● **Exercise**
Please write the listing below out again exactly, leaving every picture behind.

● **Recorded information**
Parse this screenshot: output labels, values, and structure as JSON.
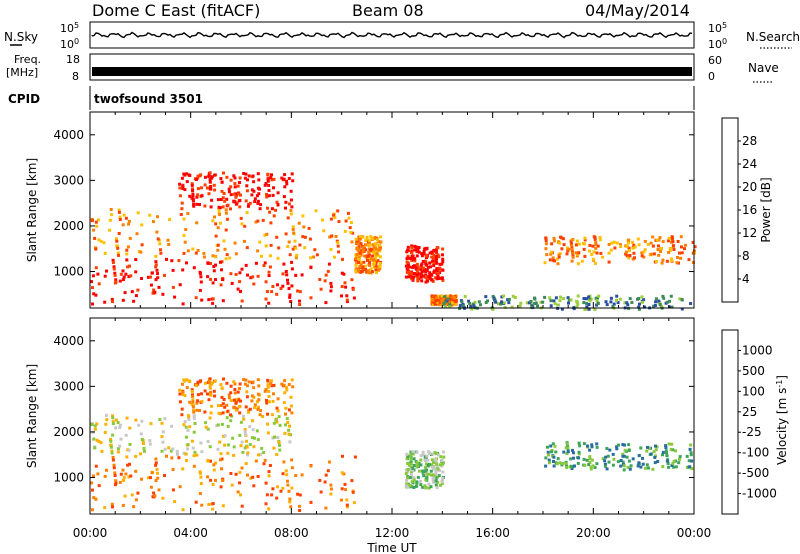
{
  "header": {
    "station": "Dome C East (fitACF)",
    "beam": "Beam 08",
    "date": "04/May/2014"
  },
  "noise_panel": {
    "left_label": "N.Sky",
    "right_label": "N.Search",
    "left_ticks": [
      "10^5",
      "10^0"
    ],
    "right_ticks": [
      "10^5",
      "10^0"
    ]
  },
  "freq_panel": {
    "left_label_top": "Freq.",
    "left_label_bottom": "[MHz]",
    "right_label": "Nave",
    "left_ticks": [
      "18",
      "8"
    ],
    "right_ticks": [
      "60",
      "0"
    ]
  },
  "cpid_panel": {
    "label": "CPID",
    "value": "twofsound 3501"
  },
  "colors": {
    "power_scale": [
      "#0000ff",
      "#2a4ea0",
      "#3d8a5a",
      "#9ccf3c",
      "#ffc000",
      "#ff8000",
      "#ff4000",
      "#ff0000"
    ],
    "velocity_scale": [
      "#ff0000",
      "#ff4000",
      "#ff8000",
      "#ffb000",
      "#c8c8c8",
      "#88c83c",
      "#3da55a",
      "#2a6ea0",
      "#1e3cb4"
    ]
  },
  "chart_data": [
    {
      "type": "heatmap",
      "panel": "power",
      "ylabel": "Slant Range [km]",
      "yticks": [
        "1000",
        "2000",
        "3000",
        "4000"
      ],
      "ylim": [
        200,
        4500
      ],
      "xticks": [
        "00:00",
        "04:00",
        "08:00",
        "12:00",
        "16:00",
        "20:00",
        "00:00"
      ],
      "xlim_hours": [
        0,
        24
      ],
      "colorbar_label": "Power [dB]",
      "colorbar_ticks": [
        "4",
        "8",
        "12",
        "16",
        "20",
        "24",
        "28"
      ],
      "regions_approx": [
        {
          "start": "00:00",
          "end": "10:30",
          "range_km": [
            300,
            1300
          ],
          "level": "high (>28 dB)"
        },
        {
          "start": "00:00",
          "end": "10:30",
          "range_km": [
            1300,
            2400
          ],
          "level": "moderate (12-24 dB)"
        },
        {
          "start": "03:30",
          "end": "08:00",
          "range_km": [
            2400,
            3200
          ],
          "level": "high (20-28 dB)"
        },
        {
          "start": "10:30",
          "end": "11:30",
          "range_km": [
            1000,
            1800
          ],
          "level": "moderate (16-24 dB)"
        },
        {
          "start": "12:30",
          "end": "14:00",
          "range_km": [
            800,
            1600
          ],
          "level": "high (20-28 dB)"
        },
        {
          "start": "13:30",
          "end": "14:30",
          "range_km": [
            300,
            500
          ],
          "level": "moderate (16-24 dB)"
        },
        {
          "start": "18:00",
          "end": "24:00",
          "range_km": [
            1200,
            1800
          ],
          "level": "moderate (16-28 dB)"
        },
        {
          "start": "14:00",
          "end": "24:00",
          "range_km": [
            200,
            500
          ],
          "level": "low (4-16 dB)"
        }
      ]
    },
    {
      "type": "heatmap",
      "panel": "velocity",
      "ylabel": "Slant Range [km]",
      "yticks": [
        "1000",
        "2000",
        "3000",
        "4000"
      ],
      "ylim": [
        200,
        4500
      ],
      "xticks": [
        "00:00",
        "04:00",
        "08:00",
        "12:00",
        "16:00",
        "20:00",
        "00:00"
      ],
      "xlim_hours": [
        0,
        24
      ],
      "xlabel": "Time UT",
      "colorbar_label": "Velocity [m s^-1]",
      "colorbar_ticks": [
        "1000",
        "500",
        "100",
        "25",
        "-25",
        "-100",
        "-500",
        "-1000"
      ],
      "regions_approx": [
        {
          "start": "00:00",
          "end": "10:30",
          "range_km": [
            300,
            1500
          ],
          "level": "-100 to -500 m/s"
        },
        {
          "start": "00:00",
          "end": "08:00",
          "range_km": [
            1500,
            2400
          ],
          "level": "-25 to 25 m/s"
        },
        {
          "start": "03:30",
          "end": "08:00",
          "range_km": [
            2400,
            3200
          ],
          "level": "-100 m/s"
        },
        {
          "start": "12:30",
          "end": "14:00",
          "range_km": [
            800,
            1600
          ],
          "level": "100 m/s"
        },
        {
          "start": "18:00",
          "end": "24:00",
          "range_km": [
            1200,
            1800
          ],
          "level": "100 to 500 m/s"
        }
      ]
    }
  ]
}
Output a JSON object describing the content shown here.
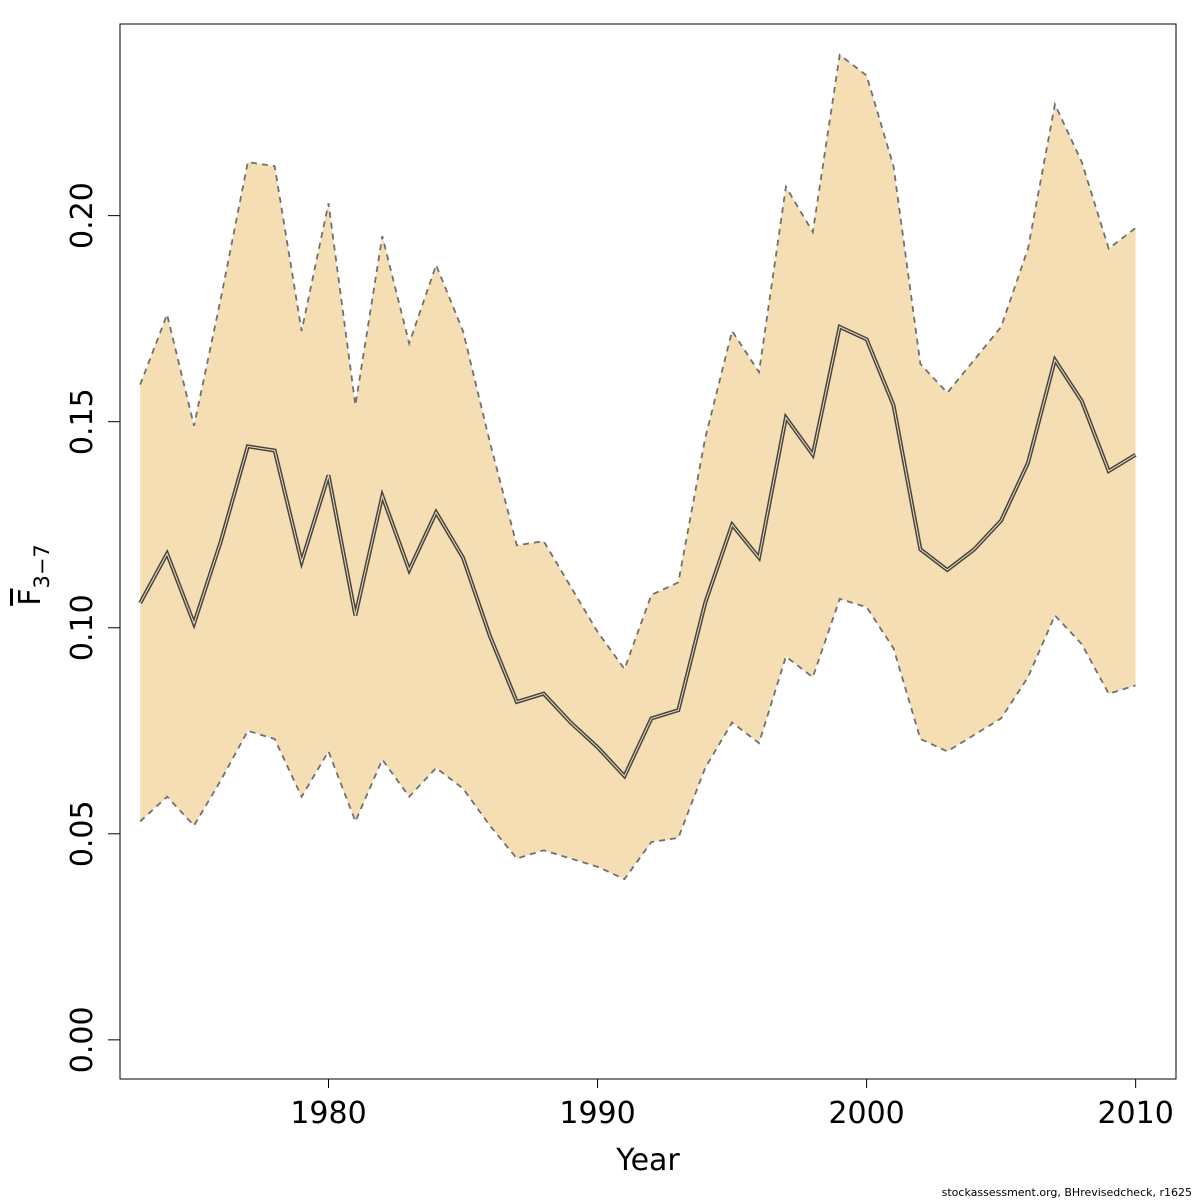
{
  "chart_data": {
    "type": "area",
    "xlabel": "Year",
    "ylabel": {
      "main": "F",
      "subscript": "3−7"
    },
    "xlim": [
      1972.25,
      2011.5
    ],
    "ylim": [
      -0.0095,
      0.2465
    ],
    "x_ticks": [
      1980,
      1990,
      2000,
      2010
    ],
    "y_ticks": [
      0.0,
      0.05,
      0.1,
      0.15,
      0.2
    ],
    "y_tick_labels": [
      "0.00",
      "0.05",
      "0.10",
      "0.15",
      "0.20"
    ],
    "band_color": "#f5deb3",
    "line_color": "#444444",
    "x": [
      1973,
      1974,
      1975,
      1976,
      1977,
      1978,
      1979,
      1980,
      1981,
      1982,
      1983,
      1984,
      1985,
      1986,
      1987,
      1988,
      1989,
      1990,
      1991,
      1992,
      1993,
      1994,
      1995,
      1996,
      1997,
      1998,
      1999,
      2000,
      2001,
      2002,
      2003,
      2004,
      2005,
      2006,
      2007,
      2008,
      2009,
      2010
    ],
    "series": [
      {
        "role": "estimate",
        "values": [
          0.106,
          0.118,
          0.101,
          0.121,
          0.144,
          0.143,
          0.116,
          0.137,
          0.103,
          0.132,
          0.114,
          0.128,
          0.117,
          0.098,
          0.082,
          0.084,
          0.077,
          0.071,
          0.064,
          0.078,
          0.08,
          0.106,
          0.125,
          0.117,
          0.151,
          0.142,
          0.173,
          0.17,
          0.154,
          0.119,
          0.114,
          0.119,
          0.126,
          0.14,
          0.165,
          0.155,
          0.138,
          0.142
        ]
      },
      {
        "role": "upper",
        "values": [
          0.159,
          0.176,
          0.149,
          0.18,
          0.213,
          0.212,
          0.172,
          0.203,
          0.154,
          0.195,
          0.169,
          0.188,
          0.172,
          0.145,
          0.12,
          0.121,
          0.11,
          0.099,
          0.09,
          0.108,
          0.111,
          0.146,
          0.172,
          0.162,
          0.207,
          0.196,
          0.239,
          0.234,
          0.212,
          0.164,
          0.157,
          0.165,
          0.173,
          0.192,
          0.227,
          0.213,
          0.192,
          0.197
        ]
      },
      {
        "role": "lower",
        "values": [
          0.053,
          0.059,
          0.052,
          0.063,
          0.075,
          0.073,
          0.059,
          0.07,
          0.053,
          0.068,
          0.059,
          0.066,
          0.061,
          0.052,
          0.044,
          0.046,
          0.044,
          0.042,
          0.039,
          0.048,
          0.049,
          0.066,
          0.077,
          0.072,
          0.093,
          0.088,
          0.107,
          0.105,
          0.095,
          0.073,
          0.07,
          0.074,
          0.078,
          0.088,
          0.103,
          0.096,
          0.084,
          0.086
        ]
      }
    ]
  },
  "footer": {
    "credit": "stockassessment.org, BHrevisedcheck, r1625"
  }
}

● **Solution to this problem**
Parse this screenshot: output labels, values, and structure as JSON.
{
  "header": {
    "station": "Dome C East (fitACF)",
    "beam": "Beam 08",
    "date": "04/May/2014"
  },
  "noise_panel": {
    "left_label": "N.Sky",
    "right_label": "N.Search",
    "left_ticks": [
      "10^5",
      "10^0"
    ],
    "right_ticks": [
      "10^5",
      "10^0"
    ]
  },
  "freq_panel": {
    "left_label_top": "Freq.",
    "left_label_bottom": "[MHz]",
    "right_label": "Nave",
    "left_ticks": [
      "18",
      "8"
    ],
    "right_ticks": [
      "60",
      "0"
    ]
  },
  "cpid_panel": {
    "label": "CPID",
    "value": "twofsound 3501"
  },
  "colors": {
    "power_scale": [
      "#0000ff",
      "#2a4ea0",
      "#3d8a5a",
      "#9ccf3c",
      "#ffc000",
      "#ff8000",
      "#ff4000",
      "#ff0000"
    ],
    "velocity_scale": [
      "#ff0000",
      "#ff4000",
      "#ff8000",
      "#ffb000",
      "#c8c8c8",
      "#88c83c",
      "#3da55a",
      "#2a6ea0",
      "#1e3cb4"
    ]
  },
  "chart_data": [
    {
      "type": "heatmap",
      "panel": "power",
      "ylabel": "Slant Range [km]",
      "yticks": [
        "1000",
        "2000",
        "3000",
        "4000"
      ],
      "ylim": [
        200,
        4500
      ],
      "xticks": [
        "00:00",
        "04:00",
        "08:00",
        "12:00",
        "16:00",
        "20:00",
        "00:00"
      ],
      "xlim_hours": [
        0,
        24
      ],
      "colorbar_label": "Power [dB]",
      "colorbar_ticks": [
        "4",
        "8",
        "12",
        "16",
        "20",
        "24",
        "28"
      ],
      "regions_approx": [
        {
          "start": "00:00",
          "end": "10:30",
          "range_km": [
            300,
            1300
          ],
          "level": "high (>28 dB)"
        },
        {
          "start": "00:00",
          "end": "10:30",
          "range_km": [
            1300,
            2400
          ],
          "level": "moderate (12-24 dB)"
        },
        {
          "start": "03:30",
          "end": "08:00",
          "range_km": [
            2400,
            3200
          ],
          "level": "high (20-28 dB)"
        },
        {
          "start": "10:30",
          "end": "11:30",
          "range_km": [
            1000,
            1800
          ],
          "level": "moderate (16-24 dB)"
        },
        {
          "start": "12:30",
          "end": "14:00",
          "range_km": [
            800,
            1600
          ],
          "level": "high (20-28 dB)"
        },
        {
          "start": "13:30",
          "end": "14:30",
          "range_km": [
            300,
            500
          ],
          "level": "moderate (16-24 dB)"
        },
        {
          "start": "18:00",
          "end": "24:00",
          "range_km": [
            1200,
            1800
          ],
          "level": "moderate (16-28 dB)"
        },
        {
          "start": "14:00",
          "end": "24:00",
          "range_km": [
            200,
            500
          ],
          "level": "low (4-16 dB)"
        }
      ]
    },
    {
      "type": "heatmap",
      "panel": "velocity",
      "ylabel": "Slant Range [km]",
      "yticks": [
        "1000",
        "2000",
        "3000",
        "4000"
      ],
      "ylim": [
        200,
        4500
      ],
      "xticks": [
        "00:00",
        "04:00",
        "08:00",
        "12:00",
        "16:00",
        "20:00",
        "00:00"
      ],
      "xlim_hours": [
        0,
        24
      ],
      "xlabel": "Time UT",
      "colorbar_label": "Velocity [m s^-1]",
      "colorbar_ticks": [
        "1000",
        "500",
        "100",
        "25",
        "-25",
        "-100",
        "-500",
        "-1000"
      ],
      "regions_approx": [
        {
          "start": "00:00",
          "end": "10:30",
          "range_km": [
            300,
            1500
          ],
          "level": "-100 to -500 m/s"
        },
        {
          "start": "00:00",
          "end": "08:00",
          "range_km": [
            1500,
            2400
          ],
          "level": "-25 to 25 m/s"
        },
        {
          "start": "03:30",
          "end": "08:00",
          "range_km": [
            2400,
            3200
          ],
          "level": "-100 m/s"
        },
        {
          "start": "12:30",
          "end": "14:00",
          "range_km": [
            800,
            1600
          ],
          "level": "100 m/s"
        },
        {
          "start": "18:00",
          "end": "24:00",
          "range_km": [
            1200,
            1800
          ],
          "level": "100 to 500 m/s"
        }
      ]
    }
  ]
}
Output a JSON object describing the content shown here.
{
  "chart_data": {
    "type": "area",
    "xlabel": "Year",
    "ylabel": {
      "main": "F",
      "subscript": "3−7"
    },
    "xlim": [
      1972.25,
      2011.5
    ],
    "ylim": [
      -0.0095,
      0.2465
    ],
    "x_ticks": [
      1980,
      1990,
      2000,
      2010
    ],
    "y_ticks": [
      0.0,
      0.05,
      0.1,
      0.15,
      0.2
    ],
    "y_tick_labels": [
      "0.00",
      "0.05",
      "0.10",
      "0.15",
      "0.20"
    ],
    "band_color": "#f5deb3",
    "line_color": "#444444",
    "x": [
      1973,
      1974,
      1975,
      1976,
      1977,
      1978,
      1979,
      1980,
      1981,
      1982,
      1983,
      1984,
      1985,
      1986,
      1987,
      1988,
      1989,
      1990,
      1991,
      1992,
      1993,
      1994,
      1995,
      1996,
      1997,
      1998,
      1999,
      2000,
      2001,
      2002,
      2003,
      2004,
      2005,
      2006,
      2007,
      2008,
      2009,
      2010
    ],
    "series": [
      {
        "role": "estimate",
        "values": [
          0.106,
          0.118,
          0.101,
          0.121,
          0.144,
          0.143,
          0.116,
          0.137,
          0.103,
          0.132,
          0.114,
          0.128,
          0.117,
          0.098,
          0.082,
          0.084,
          0.077,
          0.071,
          0.064,
          0.078,
          0.08,
          0.106,
          0.125,
          0.117,
          0.151,
          0.142,
          0.173,
          0.17,
          0.154,
          0.119,
          0.114,
          0.119,
          0.126,
          0.14,
          0.165,
          0.155,
          0.138,
          0.142
        ]
      },
      {
        "role": "upper",
        "values": [
          0.159,
          0.176,
          0.149,
          0.18,
          0.213,
          0.212,
          0.172,
          0.203,
          0.154,
          0.195,
          0.169,
          0.188,
          0.172,
          0.145,
          0.12,
          0.121,
          0.11,
          0.099,
          0.09,
          0.108,
          0.111,
          0.146,
          0.172,
          0.162,
          0.207,
          0.196,
          0.239,
          0.234,
          0.212,
          0.164,
          0.157,
          0.165,
          0.173,
          0.192,
          0.227,
          0.213,
          0.192,
          0.197
        ]
      },
      {
        "role": "lower",
        "values": [
          0.053,
          0.059,
          0.052,
          0.063,
          0.075,
          0.073,
          0.059,
          0.07,
          0.053,
          0.068,
          0.059,
          0.066,
          0.061,
          0.052,
          0.044,
          0.046,
          0.044,
          0.042,
          0.039,
          0.048,
          0.049,
          0.066,
          0.077,
          0.072,
          0.093,
          0.088,
          0.107,
          0.105,
          0.095,
          0.073,
          0.07,
          0.074,
          0.078,
          0.088,
          0.103,
          0.096,
          0.084,
          0.086
        ]
      }
    ]
  },
  "footer": {
    "credit": "stockassessment.org, BHrevisedcheck, r1625"
  }
}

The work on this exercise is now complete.